- _What is asked_:
Give back every line exactly as it appears, pictures excluded.

>> Begin Listed records

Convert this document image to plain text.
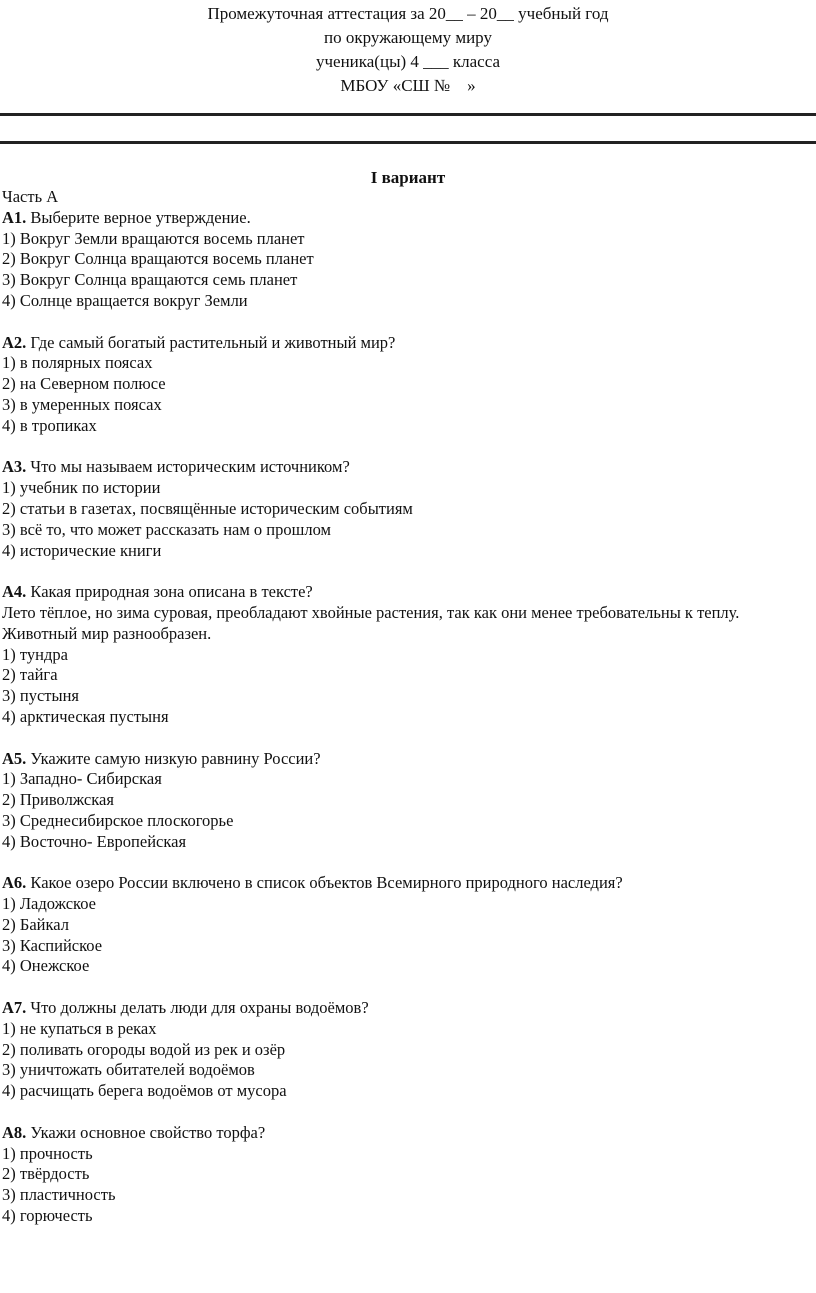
Промежуточная аттестация за 20__ – 20__ учебный год
по окружающему миру
ученика(цы) 4 ___ класса
МБОУ «СШ №    »
I вариант

Часть А

А1. Выберите верное утверждение.

1) Вокруг Земли вращаются восемь планет

2) Вокруг Солнца вращаются восемь планет

3) Вокруг Солнца вращаются семь планет

4) Солнце вращается вокруг Земли

А2. Где самый богатый растительный и животный мир?

1) в полярных поясах

2) на Северном полюсе

3) в умеренных поясах

4) в тропиках

А3. Что мы называем историческим источником?

1) учебник по истории

2) статьи в газетах, посвящённые историческим событиям

3) всё то, что может рассказать нам о прошлом

4) исторические книги

А4. Какая природная зона описана в тексте?

Лето тёплое, но зима суровая, преобладают хвойные растения, так как они менее требовательны к теплу. Животный мир разнообразен.

1) тундра

2) тайга

3) пустыня

4) арктическая пустыня

А5. Укажите самую низкую равнину России?

1) Западно- Сибирская

2) Приволжская

3) Среднесибирское плоскогорье

4) Восточно- Европейская

А6. Какое озеро России включено в список объектов Всемирного природного наследия?

1) Ладожское

2) Байкал

3) Каспийское

4) Онежское

А7. Что должны делать люди для охраны водоёмов?

1) не купаться в реках

2) поливать огороды водой из рек и озёр

3) уничтожать обитателей водоёмов

4) расчищать берега водоёмов от мусора

А8. Укажи основное свойство торфа?

1) прочность

2) твёрдость

3) пластичность

4) горючесть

>> End Listed records

- _Result of the exercise_:
Convert this document image to plain text.
Промежуточная аттестация за 20__ – 20__ учебный год
по окружающему миру
ученика(цы) 4 ___ класса
МБОУ «СШ №    »
I вариант

Часть А

А1. Выберите верное утверждение.

1) Вокруг Земли вращаются восемь планет

2) Вокруг Солнца вращаются восемь планет

3) Вокруг Солнца вращаются семь планет

4) Солнце вращается вокруг Земли

А2. Где самый богатый растительный и животный мир?

1) в полярных поясах

2) на Северном полюсе

3) в умеренных поясах

4) в тропиках

А3. Что мы называем историческим источником?

1) учебник по истории

2) статьи в газетах, посвящённые историческим событиям

3) всё то, что может рассказать нам о прошлом

4) исторические книги

А4. Какая природная зона описана в тексте?

Лето тёплое, но зима суровая, преобладают хвойные растения, так как они менее требовательны к теплу. Животный мир разнообразен.

1) тундра

2) тайга

3) пустыня

4) арктическая пустыня

А5. Укажите самую низкую равнину России?

1) Западно- Сибирская

2) Приволжская

3) Среднесибирское плоскогорье

4) Восточно- Европейская

А6. Какое озеро России включено в список объектов Всемирного природного наследия?

1) Ладожское

2) Байкал

3) Каспийское

4) Онежское

А7. Что должны делать люди для охраны водоёмов?

1) не купаться в реках

2) поливать огороды водой из рек и озёр

3) уничтожать обитателей водоёмов

4) расчищать берега водоёмов от мусора

А8. Укажи основное свойство торфа?

1) прочность

2) твёрдость

3) пластичность

4) горючесть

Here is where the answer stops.